## TASK REQUIREMENTS:
Could you repeat the records below exactly, leaving out any pictures?

— START OF SUPPLIED ENTRIES —

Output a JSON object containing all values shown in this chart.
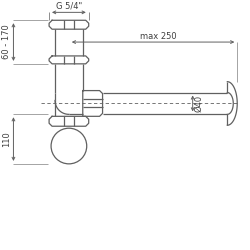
{
  "bg_color": "#ffffff",
  "line_color": "#606060",
  "dim_color": "#606060",
  "text_color": "#404040",
  "label_g54": "G 5/4\"",
  "label_max250": "max 250",
  "label_d40": "Ø40",
  "label_60_170": "60 - 170",
  "label_110": "110",
  "figsize": [
    2.5,
    2.5
  ],
  "dpi": 100
}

— END OF SUPPLIED ENTRIES —

## SOLUTION FOR THIS EXERCISE:
Output a JSON object containing all values shown in this chart.
{
  "bg_color": "#ffffff",
  "line_color": "#606060",
  "dim_color": "#606060",
  "text_color": "#404040",
  "label_g54": "G 5/4\"",
  "label_max250": "max 250",
  "label_d40": "Ø40",
  "label_60_170": "60 - 170",
  "label_110": "110",
  "figsize": [
    2.5,
    2.5
  ],
  "dpi": 100
}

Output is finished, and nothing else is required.